Output an exact reproduction of the data.

== Record list ==

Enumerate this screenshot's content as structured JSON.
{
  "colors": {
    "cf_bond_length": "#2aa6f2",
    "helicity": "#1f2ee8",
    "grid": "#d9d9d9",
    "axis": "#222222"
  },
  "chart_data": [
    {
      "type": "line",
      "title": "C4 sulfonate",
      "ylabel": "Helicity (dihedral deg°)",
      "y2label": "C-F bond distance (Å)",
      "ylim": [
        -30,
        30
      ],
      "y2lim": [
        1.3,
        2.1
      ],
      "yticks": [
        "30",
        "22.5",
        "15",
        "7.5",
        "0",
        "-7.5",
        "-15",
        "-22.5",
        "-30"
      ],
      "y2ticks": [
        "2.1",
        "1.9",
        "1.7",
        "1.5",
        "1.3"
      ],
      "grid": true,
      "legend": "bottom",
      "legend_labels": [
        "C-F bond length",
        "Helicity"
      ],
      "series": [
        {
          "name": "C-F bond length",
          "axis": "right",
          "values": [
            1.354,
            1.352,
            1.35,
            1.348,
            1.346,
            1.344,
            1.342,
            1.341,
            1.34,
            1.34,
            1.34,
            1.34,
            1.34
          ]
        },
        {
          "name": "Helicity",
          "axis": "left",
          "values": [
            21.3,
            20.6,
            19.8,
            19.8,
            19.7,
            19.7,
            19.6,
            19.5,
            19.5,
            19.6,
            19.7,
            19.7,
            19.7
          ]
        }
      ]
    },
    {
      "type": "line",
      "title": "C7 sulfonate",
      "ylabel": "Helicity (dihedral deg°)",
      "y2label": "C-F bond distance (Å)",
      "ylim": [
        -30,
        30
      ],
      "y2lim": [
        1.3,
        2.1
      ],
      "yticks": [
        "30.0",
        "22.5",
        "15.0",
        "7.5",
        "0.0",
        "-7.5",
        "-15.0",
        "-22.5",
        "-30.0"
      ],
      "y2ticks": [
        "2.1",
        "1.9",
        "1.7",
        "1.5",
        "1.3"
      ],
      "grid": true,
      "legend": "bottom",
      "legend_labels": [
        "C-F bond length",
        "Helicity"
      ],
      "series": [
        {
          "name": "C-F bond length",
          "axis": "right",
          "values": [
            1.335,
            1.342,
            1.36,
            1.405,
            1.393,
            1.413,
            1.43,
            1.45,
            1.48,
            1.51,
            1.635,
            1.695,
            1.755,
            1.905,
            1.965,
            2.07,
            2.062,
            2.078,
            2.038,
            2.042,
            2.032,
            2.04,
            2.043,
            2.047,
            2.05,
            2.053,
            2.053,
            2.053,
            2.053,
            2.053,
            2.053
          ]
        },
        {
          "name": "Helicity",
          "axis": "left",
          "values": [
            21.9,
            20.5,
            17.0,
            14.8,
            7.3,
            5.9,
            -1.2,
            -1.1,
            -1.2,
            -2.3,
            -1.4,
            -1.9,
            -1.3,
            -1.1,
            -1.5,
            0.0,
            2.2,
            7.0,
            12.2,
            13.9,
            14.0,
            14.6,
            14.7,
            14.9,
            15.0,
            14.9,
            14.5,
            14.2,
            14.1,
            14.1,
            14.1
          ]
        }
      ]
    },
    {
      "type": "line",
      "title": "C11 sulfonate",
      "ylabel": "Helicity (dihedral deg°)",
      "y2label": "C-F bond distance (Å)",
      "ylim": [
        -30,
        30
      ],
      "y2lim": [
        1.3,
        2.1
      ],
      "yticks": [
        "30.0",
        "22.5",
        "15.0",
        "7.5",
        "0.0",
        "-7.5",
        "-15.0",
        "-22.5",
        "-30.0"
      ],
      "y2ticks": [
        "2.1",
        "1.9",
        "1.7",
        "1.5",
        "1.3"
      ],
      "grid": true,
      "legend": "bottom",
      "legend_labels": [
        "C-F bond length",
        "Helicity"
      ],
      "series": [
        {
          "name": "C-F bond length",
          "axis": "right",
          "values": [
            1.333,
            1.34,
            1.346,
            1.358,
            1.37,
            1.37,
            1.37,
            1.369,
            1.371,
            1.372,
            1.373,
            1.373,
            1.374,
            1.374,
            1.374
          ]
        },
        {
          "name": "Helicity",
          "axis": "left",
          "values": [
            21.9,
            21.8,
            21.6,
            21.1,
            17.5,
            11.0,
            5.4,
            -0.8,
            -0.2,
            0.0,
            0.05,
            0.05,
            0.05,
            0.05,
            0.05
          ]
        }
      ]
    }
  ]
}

===

Finished task →
Enumerate this screenshot's content as structured JSON.
{
  "colors": {
    "cf_bond_length": "#2aa6f2",
    "helicity": "#1f2ee8",
    "grid": "#d9d9d9",
    "axis": "#222222"
  },
  "chart_data": [
    {
      "type": "line",
      "title": "C4 sulfonate",
      "ylabel": "Helicity (dihedral deg°)",
      "y2label": "C-F bond distance (Å)",
      "ylim": [
        -30,
        30
      ],
      "y2lim": [
        1.3,
        2.1
      ],
      "yticks": [
        "30",
        "22.5",
        "15",
        "7.5",
        "0",
        "-7.5",
        "-15",
        "-22.5",
        "-30"
      ],
      "y2ticks": [
        "2.1",
        "1.9",
        "1.7",
        "1.5",
        "1.3"
      ],
      "grid": true,
      "legend": "bottom",
      "legend_labels": [
        "C-F bond length",
        "Helicity"
      ],
      "series": [
        {
          "name": "C-F bond length",
          "axis": "right",
          "values": [
            1.354,
            1.352,
            1.35,
            1.348,
            1.346,
            1.344,
            1.342,
            1.341,
            1.34,
            1.34,
            1.34,
            1.34,
            1.34
          ]
        },
        {
          "name": "Helicity",
          "axis": "left",
          "values": [
            21.3,
            20.6,
            19.8,
            19.8,
            19.7,
            19.7,
            19.6,
            19.5,
            19.5,
            19.6,
            19.7,
            19.7,
            19.7
          ]
        }
      ]
    },
    {
      "type": "line",
      "title": "C7 sulfonate",
      "ylabel": "Helicity (dihedral deg°)",
      "y2label": "C-F bond distance (Å)",
      "ylim": [
        -30,
        30
      ],
      "y2lim": [
        1.3,
        2.1
      ],
      "yticks": [
        "30.0",
        "22.5",
        "15.0",
        "7.5",
        "0.0",
        "-7.5",
        "-15.0",
        "-22.5",
        "-30.0"
      ],
      "y2ticks": [
        "2.1",
        "1.9",
        "1.7",
        "1.5",
        "1.3"
      ],
      "grid": true,
      "legend": "bottom",
      "legend_labels": [
        "C-F bond length",
        "Helicity"
      ],
      "series": [
        {
          "name": "C-F bond length",
          "axis": "right",
          "values": [
            1.335,
            1.342,
            1.36,
            1.405,
            1.393,
            1.413,
            1.43,
            1.45,
            1.48,
            1.51,
            1.635,
            1.695,
            1.755,
            1.905,
            1.965,
            2.07,
            2.062,
            2.078,
            2.038,
            2.042,
            2.032,
            2.04,
            2.043,
            2.047,
            2.05,
            2.053,
            2.053,
            2.053,
            2.053,
            2.053,
            2.053
          ]
        },
        {
          "name": "Helicity",
          "axis": "left",
          "values": [
            21.9,
            20.5,
            17.0,
            14.8,
            7.3,
            5.9,
            -1.2,
            -1.1,
            -1.2,
            -2.3,
            -1.4,
            -1.9,
            -1.3,
            -1.1,
            -1.5,
            0.0,
            2.2,
            7.0,
            12.2,
            13.9,
            14.0,
            14.6,
            14.7,
            14.9,
            15.0,
            14.9,
            14.5,
            14.2,
            14.1,
            14.1,
            14.1
          ]
        }
      ]
    },
    {
      "type": "line",
      "title": "C11 sulfonate",
      "ylabel": "Helicity (dihedral deg°)",
      "y2label": "C-F bond distance (Å)",
      "ylim": [
        -30,
        30
      ],
      "y2lim": [
        1.3,
        2.1
      ],
      "yticks": [
        "30.0",
        "22.5",
        "15.0",
        "7.5",
        "0.0",
        "-7.5",
        "-15.0",
        "-22.5",
        "-30.0"
      ],
      "y2ticks": [
        "2.1",
        "1.9",
        "1.7",
        "1.5",
        "1.3"
      ],
      "grid": true,
      "legend": "bottom",
      "legend_labels": [
        "C-F bond length",
        "Helicity"
      ],
      "series": [
        {
          "name": "C-F bond length",
          "axis": "right",
          "values": [
            1.333,
            1.34,
            1.346,
            1.358,
            1.37,
            1.37,
            1.37,
            1.369,
            1.371,
            1.372,
            1.373,
            1.373,
            1.374,
            1.374,
            1.374
          ]
        },
        {
          "name": "Helicity",
          "axis": "left",
          "values": [
            21.9,
            21.8,
            21.6,
            21.1,
            17.5,
            11.0,
            5.4,
            -0.8,
            -0.2,
            0.0,
            0.05,
            0.05,
            0.05,
            0.05,
            0.05
          ]
        }
      ]
    }
  ]
}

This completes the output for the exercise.